Start of DATA SHOWN

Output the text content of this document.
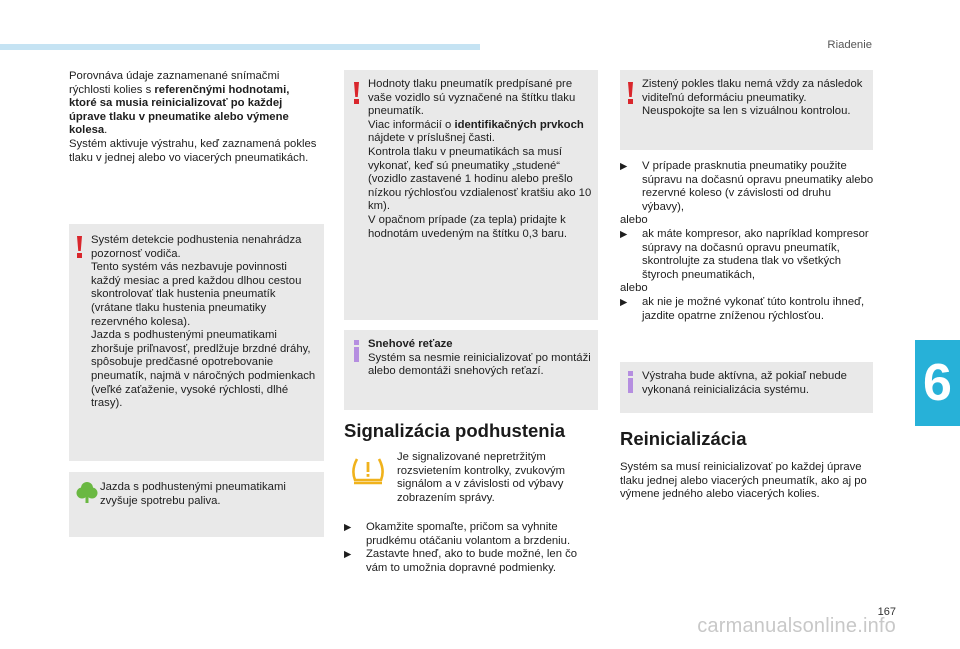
Riadenie
6

Porovnáva údaje zaznamenané snímačmi rýchlosti kolies s referenčnými hodnotami, ktoré sa musia reinicializovať po každej úprave tlaku v pneumatike alebo výmene kolesa.

Systém aktivuje výstrahu, keď zaznamená pokles tlaku v jednej alebo vo viacerých pneumatikách.

Systém detekcie podhustenia nenahrádza pozornosť vodiča.

Tento systém vás nezbavuje povinnosti každý mesiac a pred každou dlhou cestou skontrolovať tlak hustenia pneumatík (vrátane tlaku hustenia pneumatiky rezervného kolesa).

Jazda s podhustenými pneumatikami zhoršuje priľnavosť, predlžuje brzdné dráhy, spôsobuje predčasné opotrebovanie pneumatík, najmä v náročných podmienkach (veľké zaťaženie, vysoké rýchlosti, dlhé trasy).

Jazda s podhustenými pneumatikami zvyšuje spotrebu paliva.

Hodnoty tlaku pneumatík predpísané pre vaše vozidlo sú vyznačené na štítku tlaku pneumatík.

Viac informácií o identifikačných prvkoch nájdete v príslušnej časti.

Kontrola tlaku v pneumatikách sa musí vykonať, keď sú pneumatiky „studené“ (vozidlo zastavené 1 hodinu alebo prešlo nízkou rýchlosťou vzdialenosť kratšiu ako 10 km).

V opačnom prípade (za tepla) pridajte k hodnotám uvedeným na štítku 0,3 baru.

Snehové reťaze

Systém sa nesmie reinicializovať po montáži alebo demontáži snehových reťazí.

Signalizácia podhustenia
Je signalizované nepretržitým rozsvietením kontrolky, zvukovým signálom a v závislosti od výbavy zobrazením správy.
▶ Okamžite spomaľte, pričom sa vyhnite prudkému otáčaniu volantom a brzdeniu.
▶ Zastavte hneď, ako to bude možné, len čo vám to umožnia dopravné podmienky.
Zistený pokles tlaku nemá vždy za následok viditeľnú deformáciu pneumatiky. Neuspokojte sa len s vizuálnou kontrolou.
▶ V prípade prasknutia pneumatiky použite súpravu na dočasnú opravu pneumatiky alebo rezervné koleso (v závislosti od druhu výbavy),
alebo
▶ ak máte kompresor, ako napríklad kompresor súpravy na dočasnú opravu pneumatík, skontrolujte za studena tlak vo všetkých štyroch pneumatikách,
alebo
▶ ak nie je možné vykonať túto kontrolu ihneď, jazdite opatrne zníženou rýchlosťou.
Výstraha bude aktívna, až pokiaľ nebude vykonaná reinicializácia systému.
Reinicializácia
Systém sa musí reinicializovať po každej úprave tlaku jednej alebo viacerých pneumatík, ako aj po výmene jedného alebo viacerých kolies.
167
carmanualsonline.info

End of DATA SHOWN

**DIRECTIONS:** Find the word "vozidlo" in the entries above and gather every line that holds it.

**TASK RESPONSE:**
Hodnoty tlaku pneumatík predpísané pre vaše vozidlo sú vyznačené na štítku tlaku pneumatík.
Kontrola tlaku v pneumatikách sa musí vykonať, keď sú pneumatiky „studené“ (vozidlo zastavené 1 hodinu alebo prešlo nízkou rýchlosťou vzdialenosť kratšiu ako 10 km).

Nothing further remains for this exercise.